Tareas del ejercicio -
[A] Copia sin cambios el pasaje de la columna sobre el Mundial que va desde "Colaborador de SPORT." hasta "colectiva de fisioterapia.".
[B] Prolonga la columna sobre el Mundial con un nuevo tramo de texto que siga a su última oración.

Fragmento seleccionado -
━━━━

Opinión

Colaborador de SPORT.
Aún no termina y ya lo echo de menos

Lionel Messi, tras la victoria a Egipto / Agencias
Todavía no ha terminado el Mundial y ya sabemos qué pasará al día siguiente. Volveremos a esa sofocante sobremesa futbolera llamada “pretemporada”, donde un 1-0 contra un recién ascendido holandés se venderá como un ejercicio de “buenas sensaciones”. Qué pereza. Y es que el Mundial es ese maravilloso manicomio en el que durante un mes todo lo anormal parece perfectamente lógico. Lógico, como que veinte mil noruegos se sienten al mismo tiempo para remar, con cuernos incluidos, como si estuvieran cruzando un fiordo camino de conquistar Inglaterra, en una sesión colectiva de fisioterapia.
Y lo delirante es que nadie se ríe. Al contrario, hasta el aficionado rival acaba remando en el desvarío definitivo. A la vuelta, su ministerio de turismo, declarará esta chaladura, patrimonio inmaterial. ¡Ni lo duden! También echaremos de menos esos aficionados capaces de recorrer doce mil kilómetros para aparecer disfrazados de cualquier cosa menos de seres humanos. Caballeros medievales, indios aztecas, osos polares o cocos tropicales con bufanda.

━━━━

Entradas mostradas -
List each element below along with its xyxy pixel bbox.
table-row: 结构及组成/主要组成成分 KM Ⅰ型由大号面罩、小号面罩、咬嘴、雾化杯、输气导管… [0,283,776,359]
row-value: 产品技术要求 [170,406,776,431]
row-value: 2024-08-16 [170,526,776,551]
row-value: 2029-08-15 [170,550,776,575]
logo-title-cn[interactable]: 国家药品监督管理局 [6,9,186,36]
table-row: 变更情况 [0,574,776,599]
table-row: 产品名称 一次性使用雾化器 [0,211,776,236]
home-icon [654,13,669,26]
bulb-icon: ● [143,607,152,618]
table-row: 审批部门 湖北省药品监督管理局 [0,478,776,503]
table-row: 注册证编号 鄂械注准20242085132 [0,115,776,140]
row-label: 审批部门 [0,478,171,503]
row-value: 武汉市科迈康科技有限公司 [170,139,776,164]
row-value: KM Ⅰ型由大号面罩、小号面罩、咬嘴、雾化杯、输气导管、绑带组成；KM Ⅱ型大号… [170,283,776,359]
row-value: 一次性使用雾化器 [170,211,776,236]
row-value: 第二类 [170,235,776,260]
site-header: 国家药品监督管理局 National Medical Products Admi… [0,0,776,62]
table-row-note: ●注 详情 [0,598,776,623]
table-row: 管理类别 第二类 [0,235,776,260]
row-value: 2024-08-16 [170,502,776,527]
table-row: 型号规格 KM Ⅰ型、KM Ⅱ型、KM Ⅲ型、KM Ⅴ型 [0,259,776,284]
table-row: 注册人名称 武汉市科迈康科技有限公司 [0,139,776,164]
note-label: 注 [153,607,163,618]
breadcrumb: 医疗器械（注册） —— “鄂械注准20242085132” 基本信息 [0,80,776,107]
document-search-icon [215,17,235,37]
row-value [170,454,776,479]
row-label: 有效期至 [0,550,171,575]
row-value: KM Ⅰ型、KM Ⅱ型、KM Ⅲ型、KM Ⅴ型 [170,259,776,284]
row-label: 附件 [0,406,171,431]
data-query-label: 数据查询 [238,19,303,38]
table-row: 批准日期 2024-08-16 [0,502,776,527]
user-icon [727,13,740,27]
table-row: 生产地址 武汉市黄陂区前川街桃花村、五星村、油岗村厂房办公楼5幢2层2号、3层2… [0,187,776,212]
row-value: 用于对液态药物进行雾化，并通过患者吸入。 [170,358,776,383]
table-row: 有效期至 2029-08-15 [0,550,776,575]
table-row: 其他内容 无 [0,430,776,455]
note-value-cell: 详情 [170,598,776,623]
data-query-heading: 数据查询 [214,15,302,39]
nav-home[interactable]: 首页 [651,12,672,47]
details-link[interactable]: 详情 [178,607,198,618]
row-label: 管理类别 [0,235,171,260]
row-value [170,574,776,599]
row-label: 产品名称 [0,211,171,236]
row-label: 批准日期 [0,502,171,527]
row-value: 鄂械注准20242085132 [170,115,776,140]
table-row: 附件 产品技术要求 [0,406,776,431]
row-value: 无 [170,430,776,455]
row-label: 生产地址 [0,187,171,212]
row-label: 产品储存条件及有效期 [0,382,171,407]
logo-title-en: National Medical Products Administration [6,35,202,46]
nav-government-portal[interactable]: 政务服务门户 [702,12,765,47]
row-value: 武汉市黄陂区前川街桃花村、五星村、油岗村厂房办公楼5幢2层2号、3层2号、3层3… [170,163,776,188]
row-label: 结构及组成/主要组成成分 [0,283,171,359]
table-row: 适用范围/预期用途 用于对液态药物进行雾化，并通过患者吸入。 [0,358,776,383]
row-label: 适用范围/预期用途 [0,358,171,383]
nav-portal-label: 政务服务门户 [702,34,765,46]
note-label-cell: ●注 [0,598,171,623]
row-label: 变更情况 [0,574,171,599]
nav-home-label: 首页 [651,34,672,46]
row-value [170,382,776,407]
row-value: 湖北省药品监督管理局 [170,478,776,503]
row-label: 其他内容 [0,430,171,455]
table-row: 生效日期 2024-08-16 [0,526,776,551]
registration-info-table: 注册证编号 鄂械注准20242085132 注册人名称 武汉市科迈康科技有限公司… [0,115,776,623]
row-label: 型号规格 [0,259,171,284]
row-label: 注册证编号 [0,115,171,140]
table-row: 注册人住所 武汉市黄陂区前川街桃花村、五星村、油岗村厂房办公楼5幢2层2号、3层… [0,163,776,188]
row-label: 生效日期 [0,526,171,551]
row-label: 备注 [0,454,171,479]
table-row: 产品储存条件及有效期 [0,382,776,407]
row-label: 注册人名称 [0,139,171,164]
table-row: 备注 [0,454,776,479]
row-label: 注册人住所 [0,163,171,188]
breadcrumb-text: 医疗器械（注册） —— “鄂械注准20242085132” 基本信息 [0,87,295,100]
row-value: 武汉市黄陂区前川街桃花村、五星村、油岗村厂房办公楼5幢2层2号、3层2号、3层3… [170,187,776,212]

━━━━

Soluciones -
[A]
Colaborador de SPORT.
Aún no termina y ya lo echo de menos

Lionel Messi, tras la victoria a Egipto / Agencias
Todavía no ha terminado el Mundial y ya sabemos qué pasará al día siguiente. Volveremos a esa sofocante sobremesa futbolera llamada “pretemporada”, donde un 1-0 contra un recién ascendido holandés se venderá como un ejercicio de “buenas sensaciones”. Qué pereza. Y es que el Mundial es ese maravilloso manicomio en el que durante un mes todo lo anormal parece perfectamente lógico. Lógico, como que veinte mil noruegos se sienten al mismo tiempo para remar, con cuernos incluidos, como si estuvieran cruzando un fiordo camino de conquistar Inglaterra, en una sesión colectiva de fisioterapia.

[B]
Y es que este Mundial demuestra que la dignidad tiene un visado singular de turista. Y, finalmente, los futbolistas. Porque hay futbolistas, y luego está Messi. Punto y aparte… Un fenómeno paranormal. Da igual la sede, el rival o el minuto. Basta que aparezca Leo, para que cincuenta mil móviles olviden que, en realidad, fueron fabricados para hacer llamadas. Cada nueva heroicidad del de Rosario desencadena una especie de histeria colectiva de flashes, selfies y shooting de fotos hasta merendarte (acompañada de mucha cerveza) toda la batería en la grada. La Messimanía ya es una religión portátil.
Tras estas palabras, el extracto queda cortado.